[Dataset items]
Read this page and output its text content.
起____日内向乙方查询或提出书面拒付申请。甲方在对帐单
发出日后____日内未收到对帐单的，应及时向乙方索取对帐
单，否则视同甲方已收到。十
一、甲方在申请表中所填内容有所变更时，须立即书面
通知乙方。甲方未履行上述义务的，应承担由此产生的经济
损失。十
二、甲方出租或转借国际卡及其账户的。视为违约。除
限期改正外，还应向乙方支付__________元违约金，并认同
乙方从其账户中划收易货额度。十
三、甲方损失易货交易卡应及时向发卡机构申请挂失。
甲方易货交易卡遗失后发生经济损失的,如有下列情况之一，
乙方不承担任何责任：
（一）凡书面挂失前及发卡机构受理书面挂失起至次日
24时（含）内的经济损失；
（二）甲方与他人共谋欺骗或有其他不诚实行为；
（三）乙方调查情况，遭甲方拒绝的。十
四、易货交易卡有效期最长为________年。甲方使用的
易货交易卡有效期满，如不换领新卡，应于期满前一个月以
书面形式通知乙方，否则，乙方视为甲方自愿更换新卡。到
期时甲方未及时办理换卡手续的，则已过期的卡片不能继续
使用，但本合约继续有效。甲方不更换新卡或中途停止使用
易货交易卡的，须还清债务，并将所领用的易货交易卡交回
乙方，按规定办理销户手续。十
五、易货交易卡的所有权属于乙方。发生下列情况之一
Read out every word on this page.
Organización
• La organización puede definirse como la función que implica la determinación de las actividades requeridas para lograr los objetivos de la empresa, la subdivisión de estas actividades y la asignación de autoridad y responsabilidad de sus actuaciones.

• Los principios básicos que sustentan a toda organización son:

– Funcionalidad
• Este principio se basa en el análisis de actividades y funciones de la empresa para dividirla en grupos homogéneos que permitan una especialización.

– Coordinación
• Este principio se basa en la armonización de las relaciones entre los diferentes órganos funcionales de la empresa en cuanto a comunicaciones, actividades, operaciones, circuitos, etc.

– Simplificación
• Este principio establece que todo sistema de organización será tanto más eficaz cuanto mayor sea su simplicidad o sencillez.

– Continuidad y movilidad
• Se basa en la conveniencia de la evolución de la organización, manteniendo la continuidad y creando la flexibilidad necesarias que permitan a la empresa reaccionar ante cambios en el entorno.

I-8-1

## OBJECTIVE:
Return all of the entries word for word.

## ANSWER TO THE PROBLEM:
Read this page and output its text content.
起____日内向乙方查询或提出书面拒付申请。甲方在对帐单
发出日后____日内未收到对帐单的，应及时向乙方索取对帐
单，否则视同甲方已收到。十
一、甲方在申请表中所填内容有所变更时，须立即书面
通知乙方。甲方未履行上述义务的，应承担由此产生的经济
损失。十
二、甲方出租或转借国际卡及其账户的。视为违约。除
限期改正外，还应向乙方支付__________元违约金，并认同
乙方从其账户中划收易货额度。十
三、甲方损失易货交易卡应及时向发卡机构申请挂失。
甲方易货交易卡遗失后发生经济损失的,如有下列情况之一，
乙方不承担任何责任：
（一）凡书面挂失前及发卡机构受理书面挂失起至次日
24时（含）内的经济损失；
（二）甲方与他人共谋欺骗或有其他不诚实行为；
（三）乙方调查情况，遭甲方拒绝的。十
四、易货交易卡有效期最长为________年。甲方使用的
易货交易卡有效期满，如不换领新卡，应于期满前一个月以
书面形式通知乙方，否则，乙方视为甲方自愿更换新卡。到
期时甲方未及时办理换卡手续的，则已过期的卡片不能继续
使用，但本合约继续有效。甲方不更换新卡或中途停止使用
易货交易卡的，须还清债务，并将所领用的易货交易卡交回
乙方，按规定办理销户手续。十
五、易货交易卡的所有权属于乙方。发生下列情况之一
Read out every word on this page.
Organización
• La organización puede definirse como la función que implica la determinación de las actividades requeridas para lograr los objetivos de la empresa, la subdivisión de estas actividades y la asignación de autoridad y responsabilidad de sus actuaciones.

• Los principios básicos que sustentan a toda organización son:

– Funcionalidad
• Este principio se basa en el análisis de actividades y funciones de la empresa para dividirla en grupos homogéneos que permitan una especialización.

– Coordinación
• Este principio se basa en la armonización de las relaciones entre los diferentes órganos funcionales de la empresa en cuanto a comunicaciones, actividades, operaciones, circuitos, etc.

– Simplificación
• Este principio establece que todo sistema de organización será tanto más eficaz cuanto mayor sea su simplicidad o sencillez.

– Continuidad y movilidad
• Se basa en la conveniencia de la evolución de la organización, manteniendo la continuidad y creando la flexibilidad necesarias que permitan a la empresa reaccionar ante cambios en el entorno.

I-8-1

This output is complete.